Stored data
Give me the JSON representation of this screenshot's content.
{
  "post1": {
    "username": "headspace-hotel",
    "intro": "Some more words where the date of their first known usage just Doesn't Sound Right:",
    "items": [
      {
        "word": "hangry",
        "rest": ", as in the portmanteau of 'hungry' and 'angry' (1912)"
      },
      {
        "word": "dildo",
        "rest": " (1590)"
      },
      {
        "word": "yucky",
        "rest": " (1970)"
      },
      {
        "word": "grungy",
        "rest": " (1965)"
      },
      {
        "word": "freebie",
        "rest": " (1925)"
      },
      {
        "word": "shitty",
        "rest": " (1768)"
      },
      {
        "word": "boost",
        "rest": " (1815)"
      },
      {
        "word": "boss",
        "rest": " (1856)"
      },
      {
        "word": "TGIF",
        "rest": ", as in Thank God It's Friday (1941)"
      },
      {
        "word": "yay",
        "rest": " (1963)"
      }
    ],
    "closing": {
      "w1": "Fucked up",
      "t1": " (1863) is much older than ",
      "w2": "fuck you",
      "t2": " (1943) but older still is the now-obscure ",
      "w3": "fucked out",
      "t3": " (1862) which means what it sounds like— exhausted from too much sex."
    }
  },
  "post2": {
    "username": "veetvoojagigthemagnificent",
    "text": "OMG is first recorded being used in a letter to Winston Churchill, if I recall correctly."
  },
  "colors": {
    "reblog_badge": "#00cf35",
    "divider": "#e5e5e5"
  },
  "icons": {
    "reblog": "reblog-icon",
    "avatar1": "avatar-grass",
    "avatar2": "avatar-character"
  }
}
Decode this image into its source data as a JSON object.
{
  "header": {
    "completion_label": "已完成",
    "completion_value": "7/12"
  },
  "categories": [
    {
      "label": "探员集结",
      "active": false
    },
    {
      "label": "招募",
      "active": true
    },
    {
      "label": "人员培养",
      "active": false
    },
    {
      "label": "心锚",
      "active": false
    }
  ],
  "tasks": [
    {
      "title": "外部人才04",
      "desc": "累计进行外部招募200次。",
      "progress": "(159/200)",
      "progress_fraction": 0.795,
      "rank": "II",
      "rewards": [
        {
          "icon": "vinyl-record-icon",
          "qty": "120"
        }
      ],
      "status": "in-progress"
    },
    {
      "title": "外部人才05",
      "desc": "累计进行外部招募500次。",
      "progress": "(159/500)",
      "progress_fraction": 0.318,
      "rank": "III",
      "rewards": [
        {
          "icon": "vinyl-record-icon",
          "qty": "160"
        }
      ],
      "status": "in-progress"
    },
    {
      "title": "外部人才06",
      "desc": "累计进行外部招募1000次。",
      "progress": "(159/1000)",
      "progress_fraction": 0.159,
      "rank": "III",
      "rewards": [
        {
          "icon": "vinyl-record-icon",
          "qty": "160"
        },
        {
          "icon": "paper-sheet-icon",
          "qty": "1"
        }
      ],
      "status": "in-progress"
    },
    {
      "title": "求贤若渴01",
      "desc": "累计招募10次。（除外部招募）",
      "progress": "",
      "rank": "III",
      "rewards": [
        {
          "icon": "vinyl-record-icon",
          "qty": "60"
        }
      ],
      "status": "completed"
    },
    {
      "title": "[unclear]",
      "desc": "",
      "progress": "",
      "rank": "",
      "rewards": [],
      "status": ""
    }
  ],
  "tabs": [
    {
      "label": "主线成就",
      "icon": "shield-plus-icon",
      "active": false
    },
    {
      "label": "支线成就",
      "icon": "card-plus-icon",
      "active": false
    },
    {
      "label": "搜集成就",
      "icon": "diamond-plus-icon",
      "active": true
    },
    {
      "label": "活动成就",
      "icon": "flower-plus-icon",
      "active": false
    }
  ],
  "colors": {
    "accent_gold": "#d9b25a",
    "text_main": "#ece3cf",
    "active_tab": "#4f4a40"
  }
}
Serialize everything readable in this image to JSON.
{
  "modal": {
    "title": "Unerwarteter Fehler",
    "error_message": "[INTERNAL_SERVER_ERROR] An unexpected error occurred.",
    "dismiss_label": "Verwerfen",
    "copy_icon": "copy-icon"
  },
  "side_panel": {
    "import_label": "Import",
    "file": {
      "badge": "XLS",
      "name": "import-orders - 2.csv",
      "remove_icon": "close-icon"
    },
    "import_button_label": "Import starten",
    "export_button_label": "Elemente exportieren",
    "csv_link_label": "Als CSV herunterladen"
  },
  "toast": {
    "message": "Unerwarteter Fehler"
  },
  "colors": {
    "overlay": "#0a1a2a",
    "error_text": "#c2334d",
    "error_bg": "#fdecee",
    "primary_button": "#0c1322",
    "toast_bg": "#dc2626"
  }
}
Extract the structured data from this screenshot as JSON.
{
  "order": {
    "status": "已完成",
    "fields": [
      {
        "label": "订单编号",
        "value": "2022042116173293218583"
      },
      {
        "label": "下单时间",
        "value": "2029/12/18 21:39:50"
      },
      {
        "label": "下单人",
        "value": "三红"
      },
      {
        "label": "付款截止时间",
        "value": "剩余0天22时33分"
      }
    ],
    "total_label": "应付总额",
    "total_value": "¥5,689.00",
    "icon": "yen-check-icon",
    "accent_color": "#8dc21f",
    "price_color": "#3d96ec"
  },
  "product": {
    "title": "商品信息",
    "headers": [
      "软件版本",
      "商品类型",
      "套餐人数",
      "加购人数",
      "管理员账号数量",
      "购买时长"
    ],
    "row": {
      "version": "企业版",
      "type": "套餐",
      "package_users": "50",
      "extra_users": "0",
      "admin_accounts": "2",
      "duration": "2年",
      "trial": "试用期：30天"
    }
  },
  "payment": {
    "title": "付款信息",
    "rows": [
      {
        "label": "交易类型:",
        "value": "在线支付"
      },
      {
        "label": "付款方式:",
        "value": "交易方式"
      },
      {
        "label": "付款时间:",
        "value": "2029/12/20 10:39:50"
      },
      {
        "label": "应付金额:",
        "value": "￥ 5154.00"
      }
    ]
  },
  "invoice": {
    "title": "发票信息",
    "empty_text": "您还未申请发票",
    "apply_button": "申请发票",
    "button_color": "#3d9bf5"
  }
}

(What needs to be done): Exactly as written above, please repeat the entries.

(Response to the task):
Give me the JSON representation of this screenshot's content.
{
  "post1": {
    "username": "headspace-hotel",
    "intro": "Some more words where the date of their first known usage just Doesn't Sound Right:",
    "items": [
      {
        "word": "hangry",
        "rest": ", as in the portmanteau of 'hungry' and 'angry' (1912)"
      },
      {
        "word": "dildo",
        "rest": " (1590)"
      },
      {
        "word": "yucky",
        "rest": " (1970)"
      },
      {
        "word": "grungy",
        "rest": " (1965)"
      },
      {
        "word": "freebie",
        "rest": " (1925)"
      },
      {
        "word": "shitty",
        "rest": " (1768)"
      },
      {
        "word": "boost",
        "rest": " (1815)"
      },
      {
        "word": "boss",
        "rest": " (1856)"
      },
      {
        "word": "TGIF",
        "rest": ", as in Thank God It's Friday (1941)"
      },
      {
        "word": "yay",
        "rest": " (1963)"
      }
    ],
    "closing": {
      "w1": "Fucked up",
      "t1": " (1863) is much older than ",
      "w2": "fuck you",
      "t2": " (1943) but older still is the now-obscure ",
      "w3": "fucked out",
      "t3": " (1862) which means what it sounds like— exhausted from too much sex."
    }
  },
  "post2": {
    "username": "veetvoojagigthemagnificent",
    "text": "OMG is first recorded being used in a letter to Winston Churchill, if I recall correctly."
  },
  "colors": {
    "reblog_badge": "#00cf35",
    "divider": "#e5e5e5"
  },
  "icons": {
    "reblog": "reblog-icon",
    "avatar1": "avatar-grass",
    "avatar2": "avatar-character"
  }
}
Decode this image into its source data as a JSON object.
{
  "header": {
    "completion_label": "已完成",
    "completion_value": "7/12"
  },
  "categories": [
    {
      "label": "探员集结",
      "active": false
    },
    {
      "label": "招募",
      "active": true
    },
    {
      "label": "人员培养",
      "active": false
    },
    {
      "label": "心锚",
      "active": false
    }
  ],
  "tasks": [
    {
      "title": "外部人才04",
      "desc": "累计进行外部招募200次。",
      "progress": "(159/200)",
      "progress_fraction": 0.795,
      "rank": "II",
      "rewards": [
        {
          "icon": "vinyl-record-icon",
          "qty": "120"
        }
      ],
      "status": "in-progress"
    },
    {
      "title": "外部人才05",
      "desc": "累计进行外部招募500次。",
      "progress": "(159/500)",
      "progress_fraction": 0.318,
      "rank": "III",
      "rewards": [
        {
          "icon": "vinyl-record-icon",
          "qty": "160"
        }
      ],
      "status": "in-progress"
    },
    {
      "title": "外部人才06",
      "desc": "累计进行外部招募1000次。",
      "progress": "(159/1000)",
      "progress_fraction": 0.159,
      "rank": "III",
      "rewards": [
        {
          "icon": "vinyl-record-icon",
          "qty": "160"
        },
        {
          "icon": "paper-sheet-icon",
          "qty": "1"
        }
      ],
      "status": "in-progress"
    },
    {
      "title": "求贤若渴01",
      "desc": "累计招募10次。（除外部招募）",
      "progress": "",
      "rank": "III",
      "rewards": [
        {
          "icon": "vinyl-record-icon",
          "qty": "60"
        }
      ],
      "status": "completed"
    },
    {
      "title": "[unclear]",
      "desc": "",
      "progress": "",
      "rank": "",
      "rewards": [],
      "status": ""
    }
  ],
  "tabs": [
    {
      "label": "主线成就",
      "icon": "shield-plus-icon",
      "active": false
    },
    {
      "label": "支线成就",
      "icon": "card-plus-icon",
      "active": false
    },
    {
      "label": "搜集成就",
      "icon": "diamond-plus-icon",
      "active": true
    },
    {
      "label": "活动成就",
      "icon": "flower-plus-icon",
      "active": false
    }
  ],
  "colors": {
    "accent_gold": "#d9b25a",
    "text_main": "#ece3cf",
    "active_tab": "#4f4a40"
  }
}
Serialize everything readable in this image to JSON.
{
  "modal": {
    "title": "Unerwarteter Fehler",
    "error_message": "[INTERNAL_SERVER_ERROR] An unexpected error occurred.",
    "dismiss_label": "Verwerfen",
    "copy_icon": "copy-icon"
  },
  "side_panel": {
    "import_label": "Import",
    "file": {
      "badge": "XLS",
      "name": "import-orders - 2.csv",
      "remove_icon": "close-icon"
    },
    "import_button_label": "Import starten",
    "export_button_label": "Elemente exportieren",
    "csv_link_label": "Als CSV herunterladen"
  },
  "toast": {
    "message": "Unerwarteter Fehler"
  },
  "colors": {
    "overlay": "#0a1a2a",
    "error_text": "#c2334d",
    "error_bg": "#fdecee",
    "primary_button": "#0c1322",
    "toast_bg": "#dc2626"
  }
}
Extract the structured data from this screenshot as JSON.
{
  "order": {
    "status": "已完成",
    "fields": [
      {
        "label": "订单编号",
        "value": "2022042116173293218583"
      },
      {
        "label": "下单时间",
        "value": "2029/12/18 21:39:50"
      },
      {
        "label": "下单人",
        "value": "三红"
      },
      {
        "label": "付款截止时间",
        "value": "剩余0天22时33分"
      }
    ],
    "total_label": "应付总额",
    "total_value": "¥5,689.00",
    "icon": "yen-check-icon",
    "accent_color": "#8dc21f",
    "price_color": "#3d96ec"
  },
  "product": {
    "title": "商品信息",
    "headers": [
      "软件版本",
      "商品类型",
      "套餐人数",
      "加购人数",
      "管理员账号数量",
      "购买时长"
    ],
    "row": {
      "version": "企业版",
      "type": "套餐",
      "package_users": "50",
      "extra_users": "0",
      "admin_accounts": "2",
      "duration": "2年",
      "trial": "试用期：30天"
    }
  },
  "payment": {
    "title": "付款信息",
    "rows": [
      {
        "label": "交易类型:",
        "value": "在线支付"
      },
      {
        "label": "付款方式:",
        "value": "交易方式"
      },
      {
        "label": "付款时间:",
        "value": "2029/12/20 10:39:50"
      },
      {
        "label": "应付金额:",
        "value": "￥ 5154.00"
      }
    ]
  },
  "invoice": {
    "title": "发票信息",
    "empty_text": "您还未申请发票",
    "apply_button": "申请发票",
    "button_color": "#3d9bf5"
  }
}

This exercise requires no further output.